═════ MATERIAL ═════
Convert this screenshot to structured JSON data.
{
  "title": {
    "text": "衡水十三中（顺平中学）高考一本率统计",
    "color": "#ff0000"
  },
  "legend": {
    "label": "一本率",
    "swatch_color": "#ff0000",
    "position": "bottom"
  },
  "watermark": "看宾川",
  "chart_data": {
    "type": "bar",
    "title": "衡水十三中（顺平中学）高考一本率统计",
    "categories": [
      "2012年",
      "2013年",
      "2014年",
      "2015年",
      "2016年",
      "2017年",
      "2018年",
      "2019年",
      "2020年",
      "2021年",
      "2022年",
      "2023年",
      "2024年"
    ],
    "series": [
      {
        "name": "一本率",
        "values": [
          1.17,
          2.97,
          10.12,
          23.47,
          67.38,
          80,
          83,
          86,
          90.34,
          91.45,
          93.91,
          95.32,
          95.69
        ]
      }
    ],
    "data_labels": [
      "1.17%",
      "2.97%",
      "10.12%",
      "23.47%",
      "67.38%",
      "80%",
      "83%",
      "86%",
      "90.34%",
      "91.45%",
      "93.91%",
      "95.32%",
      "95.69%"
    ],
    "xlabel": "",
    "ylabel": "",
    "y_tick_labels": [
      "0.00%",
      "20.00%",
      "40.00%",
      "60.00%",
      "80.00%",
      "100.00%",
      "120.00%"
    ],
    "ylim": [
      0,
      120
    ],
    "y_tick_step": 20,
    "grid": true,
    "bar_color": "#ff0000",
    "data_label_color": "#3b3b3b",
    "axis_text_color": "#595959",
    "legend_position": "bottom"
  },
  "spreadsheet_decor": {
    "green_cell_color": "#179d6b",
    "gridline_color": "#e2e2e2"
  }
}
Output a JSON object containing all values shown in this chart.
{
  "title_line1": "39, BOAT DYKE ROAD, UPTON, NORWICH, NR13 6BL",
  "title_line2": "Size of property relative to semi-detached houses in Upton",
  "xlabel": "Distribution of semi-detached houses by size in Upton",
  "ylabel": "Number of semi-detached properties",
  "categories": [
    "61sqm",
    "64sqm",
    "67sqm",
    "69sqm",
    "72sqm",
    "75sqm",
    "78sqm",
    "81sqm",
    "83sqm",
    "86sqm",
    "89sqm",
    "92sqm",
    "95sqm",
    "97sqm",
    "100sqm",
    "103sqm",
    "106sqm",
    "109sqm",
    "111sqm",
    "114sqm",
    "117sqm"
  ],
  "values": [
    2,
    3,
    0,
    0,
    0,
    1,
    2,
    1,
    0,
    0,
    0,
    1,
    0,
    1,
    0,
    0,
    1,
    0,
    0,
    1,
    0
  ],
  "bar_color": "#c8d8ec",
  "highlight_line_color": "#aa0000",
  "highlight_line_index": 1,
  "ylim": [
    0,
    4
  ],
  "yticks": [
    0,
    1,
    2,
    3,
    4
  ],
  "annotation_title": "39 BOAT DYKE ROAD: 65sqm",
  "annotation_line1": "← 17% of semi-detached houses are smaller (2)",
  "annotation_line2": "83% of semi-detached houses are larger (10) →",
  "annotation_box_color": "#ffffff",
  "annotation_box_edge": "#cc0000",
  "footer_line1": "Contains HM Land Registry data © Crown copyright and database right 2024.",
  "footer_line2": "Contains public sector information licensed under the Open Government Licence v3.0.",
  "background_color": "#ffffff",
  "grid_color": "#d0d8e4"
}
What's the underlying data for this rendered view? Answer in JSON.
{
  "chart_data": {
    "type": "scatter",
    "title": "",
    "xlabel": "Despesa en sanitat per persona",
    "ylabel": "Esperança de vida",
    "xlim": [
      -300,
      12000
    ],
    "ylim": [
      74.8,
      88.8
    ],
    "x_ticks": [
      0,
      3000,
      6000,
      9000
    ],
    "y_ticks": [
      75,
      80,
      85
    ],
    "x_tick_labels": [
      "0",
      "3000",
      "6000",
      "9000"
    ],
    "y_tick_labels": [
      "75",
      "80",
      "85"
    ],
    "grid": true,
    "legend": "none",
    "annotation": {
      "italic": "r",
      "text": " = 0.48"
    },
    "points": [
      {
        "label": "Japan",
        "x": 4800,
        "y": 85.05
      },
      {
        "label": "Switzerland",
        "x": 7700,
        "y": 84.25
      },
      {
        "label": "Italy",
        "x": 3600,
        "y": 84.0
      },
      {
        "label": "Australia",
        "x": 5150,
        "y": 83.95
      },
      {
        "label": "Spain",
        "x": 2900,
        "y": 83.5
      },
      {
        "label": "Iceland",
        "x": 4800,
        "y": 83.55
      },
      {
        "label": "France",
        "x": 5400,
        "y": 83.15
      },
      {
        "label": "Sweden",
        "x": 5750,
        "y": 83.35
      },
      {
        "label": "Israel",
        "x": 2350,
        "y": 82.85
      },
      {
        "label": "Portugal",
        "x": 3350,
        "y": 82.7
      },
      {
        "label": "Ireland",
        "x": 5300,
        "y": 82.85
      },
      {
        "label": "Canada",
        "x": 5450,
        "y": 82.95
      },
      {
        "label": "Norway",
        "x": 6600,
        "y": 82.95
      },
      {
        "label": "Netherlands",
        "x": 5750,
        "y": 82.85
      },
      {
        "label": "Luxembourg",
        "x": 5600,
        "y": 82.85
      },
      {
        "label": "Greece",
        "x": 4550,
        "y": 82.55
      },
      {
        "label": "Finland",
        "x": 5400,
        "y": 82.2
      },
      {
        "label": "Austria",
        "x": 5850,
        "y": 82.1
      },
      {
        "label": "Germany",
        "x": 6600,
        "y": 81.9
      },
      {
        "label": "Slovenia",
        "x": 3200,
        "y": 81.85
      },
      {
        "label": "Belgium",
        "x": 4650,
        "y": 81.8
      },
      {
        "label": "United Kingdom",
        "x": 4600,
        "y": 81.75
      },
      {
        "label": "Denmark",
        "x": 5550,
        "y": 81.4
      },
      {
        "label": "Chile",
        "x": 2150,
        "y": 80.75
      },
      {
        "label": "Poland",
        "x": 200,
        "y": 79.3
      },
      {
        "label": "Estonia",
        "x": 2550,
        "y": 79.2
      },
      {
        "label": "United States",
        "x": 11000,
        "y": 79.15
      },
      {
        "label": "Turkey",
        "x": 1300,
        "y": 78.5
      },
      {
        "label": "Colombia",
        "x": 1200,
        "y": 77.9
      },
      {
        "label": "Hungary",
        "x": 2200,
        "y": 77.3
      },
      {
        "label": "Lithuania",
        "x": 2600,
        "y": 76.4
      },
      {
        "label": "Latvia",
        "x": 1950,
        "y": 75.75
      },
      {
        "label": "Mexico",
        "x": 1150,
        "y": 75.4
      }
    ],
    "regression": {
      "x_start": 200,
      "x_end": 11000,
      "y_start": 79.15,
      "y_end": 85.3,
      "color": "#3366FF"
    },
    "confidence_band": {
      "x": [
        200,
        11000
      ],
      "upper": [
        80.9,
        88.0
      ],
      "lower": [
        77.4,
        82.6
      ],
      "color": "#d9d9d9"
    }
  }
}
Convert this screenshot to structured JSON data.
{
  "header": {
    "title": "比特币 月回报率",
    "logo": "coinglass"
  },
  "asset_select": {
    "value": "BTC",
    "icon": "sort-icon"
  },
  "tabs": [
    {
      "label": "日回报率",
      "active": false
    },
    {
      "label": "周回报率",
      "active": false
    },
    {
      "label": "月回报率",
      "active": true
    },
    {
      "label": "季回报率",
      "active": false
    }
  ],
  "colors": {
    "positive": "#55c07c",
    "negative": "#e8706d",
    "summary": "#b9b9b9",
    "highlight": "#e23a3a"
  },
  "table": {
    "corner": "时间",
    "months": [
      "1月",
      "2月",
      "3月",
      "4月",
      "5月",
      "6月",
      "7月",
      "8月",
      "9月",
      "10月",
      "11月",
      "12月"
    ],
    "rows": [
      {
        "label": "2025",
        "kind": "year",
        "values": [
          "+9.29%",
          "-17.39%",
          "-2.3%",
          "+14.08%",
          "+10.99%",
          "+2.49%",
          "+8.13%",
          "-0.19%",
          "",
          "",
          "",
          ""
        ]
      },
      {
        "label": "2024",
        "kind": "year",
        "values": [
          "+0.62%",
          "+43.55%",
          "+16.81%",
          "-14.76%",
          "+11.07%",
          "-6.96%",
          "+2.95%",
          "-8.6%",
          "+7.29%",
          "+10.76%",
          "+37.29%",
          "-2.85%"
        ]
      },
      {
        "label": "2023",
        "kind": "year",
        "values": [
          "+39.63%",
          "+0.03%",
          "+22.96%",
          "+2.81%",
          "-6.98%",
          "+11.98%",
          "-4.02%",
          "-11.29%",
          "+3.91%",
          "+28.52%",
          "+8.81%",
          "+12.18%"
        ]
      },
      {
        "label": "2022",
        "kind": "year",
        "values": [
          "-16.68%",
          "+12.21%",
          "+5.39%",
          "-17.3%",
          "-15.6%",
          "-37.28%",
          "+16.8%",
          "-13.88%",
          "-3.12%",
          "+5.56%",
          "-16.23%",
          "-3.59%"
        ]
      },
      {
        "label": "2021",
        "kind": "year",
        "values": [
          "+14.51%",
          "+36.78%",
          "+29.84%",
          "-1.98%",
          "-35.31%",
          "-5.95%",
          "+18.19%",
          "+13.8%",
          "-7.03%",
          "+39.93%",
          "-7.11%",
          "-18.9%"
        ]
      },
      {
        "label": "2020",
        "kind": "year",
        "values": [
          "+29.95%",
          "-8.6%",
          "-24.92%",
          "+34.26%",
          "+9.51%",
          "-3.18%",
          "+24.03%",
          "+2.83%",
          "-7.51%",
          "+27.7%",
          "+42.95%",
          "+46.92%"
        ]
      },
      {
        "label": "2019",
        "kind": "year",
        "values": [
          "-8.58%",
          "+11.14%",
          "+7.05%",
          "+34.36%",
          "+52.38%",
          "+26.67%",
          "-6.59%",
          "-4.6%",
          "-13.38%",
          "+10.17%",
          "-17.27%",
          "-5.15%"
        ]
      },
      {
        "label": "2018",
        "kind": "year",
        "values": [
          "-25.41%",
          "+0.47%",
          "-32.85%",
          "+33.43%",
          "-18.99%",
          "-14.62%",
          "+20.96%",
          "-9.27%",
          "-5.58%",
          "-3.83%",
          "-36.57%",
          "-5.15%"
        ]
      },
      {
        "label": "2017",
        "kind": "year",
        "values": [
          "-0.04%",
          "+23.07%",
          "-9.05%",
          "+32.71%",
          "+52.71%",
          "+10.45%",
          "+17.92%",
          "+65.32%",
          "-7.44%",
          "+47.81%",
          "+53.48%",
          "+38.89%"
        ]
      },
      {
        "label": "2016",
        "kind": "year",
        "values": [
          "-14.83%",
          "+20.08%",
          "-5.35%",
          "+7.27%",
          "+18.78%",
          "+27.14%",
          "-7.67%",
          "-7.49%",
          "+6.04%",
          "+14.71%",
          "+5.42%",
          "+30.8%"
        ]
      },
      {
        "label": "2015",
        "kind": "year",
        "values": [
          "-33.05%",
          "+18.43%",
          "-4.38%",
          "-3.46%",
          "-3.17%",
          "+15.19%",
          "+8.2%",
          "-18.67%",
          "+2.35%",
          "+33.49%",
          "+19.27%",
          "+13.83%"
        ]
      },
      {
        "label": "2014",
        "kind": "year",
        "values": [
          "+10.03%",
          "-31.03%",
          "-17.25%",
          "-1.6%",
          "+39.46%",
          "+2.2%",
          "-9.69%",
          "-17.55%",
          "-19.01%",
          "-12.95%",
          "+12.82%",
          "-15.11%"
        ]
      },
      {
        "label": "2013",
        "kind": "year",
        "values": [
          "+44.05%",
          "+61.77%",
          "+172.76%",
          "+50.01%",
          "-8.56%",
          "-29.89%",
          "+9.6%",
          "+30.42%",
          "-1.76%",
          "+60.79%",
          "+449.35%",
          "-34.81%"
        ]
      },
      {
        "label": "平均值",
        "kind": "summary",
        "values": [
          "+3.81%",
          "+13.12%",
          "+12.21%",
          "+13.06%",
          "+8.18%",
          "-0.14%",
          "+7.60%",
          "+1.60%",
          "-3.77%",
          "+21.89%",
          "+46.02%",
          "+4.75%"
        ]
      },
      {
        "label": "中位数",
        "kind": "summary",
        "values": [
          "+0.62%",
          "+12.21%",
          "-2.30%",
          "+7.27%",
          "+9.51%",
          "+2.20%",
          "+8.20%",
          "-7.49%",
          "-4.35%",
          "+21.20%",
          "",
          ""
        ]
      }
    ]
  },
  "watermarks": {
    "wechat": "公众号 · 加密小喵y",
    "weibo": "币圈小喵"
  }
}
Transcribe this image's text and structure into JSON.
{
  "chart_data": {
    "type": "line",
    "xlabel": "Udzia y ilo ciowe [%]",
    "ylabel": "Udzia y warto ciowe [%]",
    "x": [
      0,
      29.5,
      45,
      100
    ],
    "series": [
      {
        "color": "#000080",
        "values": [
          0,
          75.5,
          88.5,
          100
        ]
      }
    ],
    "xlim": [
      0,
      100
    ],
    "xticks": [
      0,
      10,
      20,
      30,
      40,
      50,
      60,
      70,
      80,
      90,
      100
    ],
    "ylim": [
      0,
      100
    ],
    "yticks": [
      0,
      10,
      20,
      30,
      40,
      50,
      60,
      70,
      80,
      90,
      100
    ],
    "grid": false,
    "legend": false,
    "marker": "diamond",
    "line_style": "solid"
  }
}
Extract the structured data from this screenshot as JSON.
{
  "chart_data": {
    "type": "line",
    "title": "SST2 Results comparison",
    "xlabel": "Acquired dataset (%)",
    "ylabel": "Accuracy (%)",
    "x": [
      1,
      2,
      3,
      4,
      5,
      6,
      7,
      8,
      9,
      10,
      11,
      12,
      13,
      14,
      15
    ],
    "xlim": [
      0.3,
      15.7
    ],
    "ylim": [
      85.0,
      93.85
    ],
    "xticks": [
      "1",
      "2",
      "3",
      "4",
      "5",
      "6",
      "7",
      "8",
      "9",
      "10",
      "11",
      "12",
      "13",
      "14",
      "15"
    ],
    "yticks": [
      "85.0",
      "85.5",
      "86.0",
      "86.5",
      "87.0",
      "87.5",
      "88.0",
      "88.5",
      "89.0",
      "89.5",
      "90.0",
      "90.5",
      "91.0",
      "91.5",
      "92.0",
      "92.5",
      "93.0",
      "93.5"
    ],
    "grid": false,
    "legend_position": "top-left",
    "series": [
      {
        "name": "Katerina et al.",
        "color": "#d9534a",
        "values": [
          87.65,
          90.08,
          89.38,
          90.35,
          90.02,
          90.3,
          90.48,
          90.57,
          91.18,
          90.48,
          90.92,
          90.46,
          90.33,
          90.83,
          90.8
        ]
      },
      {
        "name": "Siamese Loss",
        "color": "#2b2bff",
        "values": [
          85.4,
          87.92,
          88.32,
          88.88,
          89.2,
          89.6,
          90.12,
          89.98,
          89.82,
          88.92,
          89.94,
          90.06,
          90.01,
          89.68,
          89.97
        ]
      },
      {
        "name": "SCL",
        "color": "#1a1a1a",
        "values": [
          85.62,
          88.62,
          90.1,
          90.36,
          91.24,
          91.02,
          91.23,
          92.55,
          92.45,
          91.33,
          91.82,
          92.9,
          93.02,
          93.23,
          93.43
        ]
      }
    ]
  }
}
═════
**WHAT YOU ARE ASKED TO DO**
For this exercise, gather every line of the data that contains the word "United".

**RESPONSE FOR THIS EXERCISE**
        "label": "United Kingdom",
        "label": "United States",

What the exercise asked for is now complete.